### STATED EXERCISE
Below is a block of records; repeat all of them exactly.

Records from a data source
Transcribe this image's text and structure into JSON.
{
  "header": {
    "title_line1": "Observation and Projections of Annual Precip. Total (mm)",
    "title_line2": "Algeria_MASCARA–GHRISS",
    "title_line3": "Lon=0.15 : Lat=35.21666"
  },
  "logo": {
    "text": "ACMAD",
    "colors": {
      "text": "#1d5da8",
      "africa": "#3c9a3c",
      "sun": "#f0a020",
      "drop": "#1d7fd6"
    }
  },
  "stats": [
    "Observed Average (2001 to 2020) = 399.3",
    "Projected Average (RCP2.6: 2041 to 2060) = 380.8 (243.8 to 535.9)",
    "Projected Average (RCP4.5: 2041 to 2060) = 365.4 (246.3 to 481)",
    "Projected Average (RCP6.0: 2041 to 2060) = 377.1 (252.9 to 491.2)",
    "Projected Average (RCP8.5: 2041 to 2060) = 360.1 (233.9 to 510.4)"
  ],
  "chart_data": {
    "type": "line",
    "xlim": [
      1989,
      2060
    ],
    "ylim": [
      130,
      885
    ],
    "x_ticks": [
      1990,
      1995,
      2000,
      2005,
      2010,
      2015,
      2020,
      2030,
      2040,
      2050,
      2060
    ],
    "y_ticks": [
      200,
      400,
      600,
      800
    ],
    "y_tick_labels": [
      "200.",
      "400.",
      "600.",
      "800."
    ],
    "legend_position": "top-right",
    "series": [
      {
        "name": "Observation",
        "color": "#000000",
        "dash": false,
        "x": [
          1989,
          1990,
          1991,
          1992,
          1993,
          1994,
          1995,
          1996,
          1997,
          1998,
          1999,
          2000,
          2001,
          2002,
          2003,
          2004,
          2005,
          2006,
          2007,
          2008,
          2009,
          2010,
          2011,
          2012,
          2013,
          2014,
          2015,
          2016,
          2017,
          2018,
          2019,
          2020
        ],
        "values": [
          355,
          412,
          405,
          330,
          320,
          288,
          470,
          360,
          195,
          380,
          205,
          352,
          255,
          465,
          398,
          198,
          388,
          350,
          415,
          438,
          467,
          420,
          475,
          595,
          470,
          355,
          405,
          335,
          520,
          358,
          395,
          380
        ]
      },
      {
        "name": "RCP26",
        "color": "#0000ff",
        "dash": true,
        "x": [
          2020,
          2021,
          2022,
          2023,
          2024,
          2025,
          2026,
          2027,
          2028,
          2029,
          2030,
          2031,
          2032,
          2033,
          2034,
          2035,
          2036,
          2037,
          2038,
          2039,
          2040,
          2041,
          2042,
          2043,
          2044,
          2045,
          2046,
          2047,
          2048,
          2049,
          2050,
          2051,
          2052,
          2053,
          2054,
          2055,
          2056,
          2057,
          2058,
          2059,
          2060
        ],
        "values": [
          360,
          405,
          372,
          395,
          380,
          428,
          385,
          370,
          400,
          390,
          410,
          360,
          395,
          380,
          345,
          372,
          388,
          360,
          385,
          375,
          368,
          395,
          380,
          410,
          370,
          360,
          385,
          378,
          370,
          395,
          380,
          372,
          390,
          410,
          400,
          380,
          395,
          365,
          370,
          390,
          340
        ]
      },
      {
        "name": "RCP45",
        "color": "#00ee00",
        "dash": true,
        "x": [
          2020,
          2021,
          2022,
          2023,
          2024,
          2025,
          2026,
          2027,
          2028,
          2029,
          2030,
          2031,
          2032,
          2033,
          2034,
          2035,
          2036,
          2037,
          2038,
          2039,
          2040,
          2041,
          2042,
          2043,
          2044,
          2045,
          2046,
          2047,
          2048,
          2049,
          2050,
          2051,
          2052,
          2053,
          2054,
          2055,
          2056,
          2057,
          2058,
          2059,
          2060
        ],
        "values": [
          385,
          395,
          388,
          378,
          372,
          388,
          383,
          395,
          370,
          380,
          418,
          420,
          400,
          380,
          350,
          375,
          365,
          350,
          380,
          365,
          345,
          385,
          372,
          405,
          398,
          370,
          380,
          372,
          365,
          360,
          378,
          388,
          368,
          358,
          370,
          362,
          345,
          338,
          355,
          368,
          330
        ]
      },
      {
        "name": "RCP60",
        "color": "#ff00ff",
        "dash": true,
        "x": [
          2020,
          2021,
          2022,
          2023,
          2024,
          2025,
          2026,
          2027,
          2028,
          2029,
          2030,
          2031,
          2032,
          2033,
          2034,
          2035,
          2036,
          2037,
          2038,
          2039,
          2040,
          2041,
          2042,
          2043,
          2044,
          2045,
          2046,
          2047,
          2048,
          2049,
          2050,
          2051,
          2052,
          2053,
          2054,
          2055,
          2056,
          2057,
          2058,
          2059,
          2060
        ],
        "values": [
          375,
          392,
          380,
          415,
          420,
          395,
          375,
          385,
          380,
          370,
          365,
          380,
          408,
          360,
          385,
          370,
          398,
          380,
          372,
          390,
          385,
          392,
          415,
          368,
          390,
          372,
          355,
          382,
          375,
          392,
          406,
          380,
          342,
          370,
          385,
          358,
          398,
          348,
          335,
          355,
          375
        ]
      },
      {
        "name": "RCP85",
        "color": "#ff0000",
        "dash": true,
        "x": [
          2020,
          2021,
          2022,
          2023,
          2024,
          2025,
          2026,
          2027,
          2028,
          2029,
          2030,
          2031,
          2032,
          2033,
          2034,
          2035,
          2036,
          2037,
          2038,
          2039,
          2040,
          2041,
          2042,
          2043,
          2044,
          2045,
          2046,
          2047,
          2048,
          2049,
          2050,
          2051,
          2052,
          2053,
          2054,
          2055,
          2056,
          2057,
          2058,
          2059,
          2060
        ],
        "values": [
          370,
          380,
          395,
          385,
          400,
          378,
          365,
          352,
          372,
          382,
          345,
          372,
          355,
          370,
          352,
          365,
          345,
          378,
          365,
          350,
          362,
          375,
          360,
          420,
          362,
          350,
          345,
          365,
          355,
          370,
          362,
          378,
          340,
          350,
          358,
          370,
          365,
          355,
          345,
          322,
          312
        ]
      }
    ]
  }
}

### RESULT
Transcribe this image's text and structure into JSON.
{
  "header": {
    "title_line1": "Observation and Projections of Annual Precip. Total (mm)",
    "title_line2": "Algeria_MASCARA–GHRISS",
    "title_line3": "Lon=0.15 : Lat=35.21666"
  },
  "logo": {
    "text": "ACMAD",
    "colors": {
      "text": "#1d5da8",
      "africa": "#3c9a3c",
      "sun": "#f0a020",
      "drop": "#1d7fd6"
    }
  },
  "stats": [
    "Observed Average (2001 to 2020) = 399.3",
    "Projected Average (RCP2.6: 2041 to 2060) = 380.8 (243.8 to 535.9)",
    "Projected Average (RCP4.5: 2041 to 2060) = 365.4 (246.3 to 481)",
    "Projected Average (RCP6.0: 2041 to 2060) = 377.1 (252.9 to 491.2)",
    "Projected Average (RCP8.5: 2041 to 2060) = 360.1 (233.9 to 510.4)"
  ],
  "chart_data": {
    "type": "line",
    "xlim": [
      1989,
      2060
    ],
    "ylim": [
      130,
      885
    ],
    "x_ticks": [
      1990,
      1995,
      2000,
      2005,
      2010,
      2015,
      2020,
      2030,
      2040,
      2050,
      2060
    ],
    "y_ticks": [
      200,
      400,
      600,
      800
    ],
    "y_tick_labels": [
      "200.",
      "400.",
      "600.",
      "800."
    ],
    "legend_position": "top-right",
    "series": [
      {
        "name": "Observation",
        "color": "#000000",
        "dash": false,
        "x": [
          1989,
          1990,
          1991,
          1992,
          1993,
          1994,
          1995,
          1996,
          1997,
          1998,
          1999,
          2000,
          2001,
          2002,
          2003,
          2004,
          2005,
          2006,
          2007,
          2008,
          2009,
          2010,
          2011,
          2012,
          2013,
          2014,
          2015,
          2016,
          2017,
          2018,
          2019,
          2020
        ],
        "values": [
          355,
          412,
          405,
          330,
          320,
          288,
          470,
          360,
          195,
          380,
          205,
          352,
          255,
          465,
          398,
          198,
          388,
          350,
          415,
          438,
          467,
          420,
          475,
          595,
          470,
          355,
          405,
          335,
          520,
          358,
          395,
          380
        ]
      },
      {
        "name": "RCP26",
        "color": "#0000ff",
        "dash": true,
        "x": [
          2020,
          2021,
          2022,
          2023,
          2024,
          2025,
          2026,
          2027,
          2028,
          2029,
          2030,
          2031,
          2032,
          2033,
          2034,
          2035,
          2036,
          2037,
          2038,
          2039,
          2040,
          2041,
          2042,
          2043,
          2044,
          2045,
          2046,
          2047,
          2048,
          2049,
          2050,
          2051,
          2052,
          2053,
          2054,
          2055,
          2056,
          2057,
          2058,
          2059,
          2060
        ],
        "values": [
          360,
          405,
          372,
          395,
          380,
          428,
          385,
          370,
          400,
          390,
          410,
          360,
          395,
          380,
          345,
          372,
          388,
          360,
          385,
          375,
          368,
          395,
          380,
          410,
          370,
          360,
          385,
          378,
          370,
          395,
          380,
          372,
          390,
          410,
          400,
          380,
          395,
          365,
          370,
          390,
          340
        ]
      },
      {
        "name": "RCP45",
        "color": "#00ee00",
        "dash": true,
        "x": [
          2020,
          2021,
          2022,
          2023,
          2024,
          2025,
          2026,
          2027,
          2028,
          2029,
          2030,
          2031,
          2032,
          2033,
          2034,
          2035,
          2036,
          2037,
          2038,
          2039,
          2040,
          2041,
          2042,
          2043,
          2044,
          2045,
          2046,
          2047,
          2048,
          2049,
          2050,
          2051,
          2052,
          2053,
          2054,
          2055,
          2056,
          2057,
          2058,
          2059,
          2060
        ],
        "values": [
          385,
          395,
          388,
          378,
          372,
          388,
          383,
          395,
          370,
          380,
          418,
          420,
          400,
          380,
          350,
          375,
          365,
          350,
          380,
          365,
          345,
          385,
          372,
          405,
          398,
          370,
          380,
          372,
          365,
          360,
          378,
          388,
          368,
          358,
          370,
          362,
          345,
          338,
          355,
          368,
          330
        ]
      },
      {
        "name": "RCP60",
        "color": "#ff00ff",
        "dash": true,
        "x": [
          2020,
          2021,
          2022,
          2023,
          2024,
          2025,
          2026,
          2027,
          2028,
          2029,
          2030,
          2031,
          2032,
          2033,
          2034,
          2035,
          2036,
          2037,
          2038,
          2039,
          2040,
          2041,
          2042,
          2043,
          2044,
          2045,
          2046,
          2047,
          2048,
          2049,
          2050,
          2051,
          2052,
          2053,
          2054,
          2055,
          2056,
          2057,
          2058,
          2059,
          2060
        ],
        "values": [
          375,
          392,
          380,
          415,
          420,
          395,
          375,
          385,
          380,
          370,
          365,
          380,
          408,
          360,
          385,
          370,
          398,
          380,
          372,
          390,
          385,
          392,
          415,
          368,
          390,
          372,
          355,
          382,
          375,
          392,
          406,
          380,
          342,
          370,
          385,
          358,
          398,
          348,
          335,
          355,
          375
        ]
      },
      {
        "name": "RCP85",
        "color": "#ff0000",
        "dash": true,
        "x": [
          2020,
          2021,
          2022,
          2023,
          2024,
          2025,
          2026,
          2027,
          2028,
          2029,
          2030,
          2031,
          2032,
          2033,
          2034,
          2035,
          2036,
          2037,
          2038,
          2039,
          2040,
          2041,
          2042,
          2043,
          2044,
          2045,
          2046,
          2047,
          2048,
          2049,
          2050,
          2051,
          2052,
          2053,
          2054,
          2055,
          2056,
          2057,
          2058,
          2059,
          2060
        ],
        "values": [
          370,
          380,
          395,
          385,
          400,
          378,
          365,
          352,
          372,
          382,
          345,
          372,
          355,
          370,
          352,
          365,
          345,
          378,
          365,
          350,
          362,
          375,
          360,
          420,
          362,
          350,
          345,
          365,
          355,
          370,
          362,
          378,
          340,
          350,
          358,
          370,
          365,
          355,
          345,
          322,
          312
        ]
      }
    ]
  }
}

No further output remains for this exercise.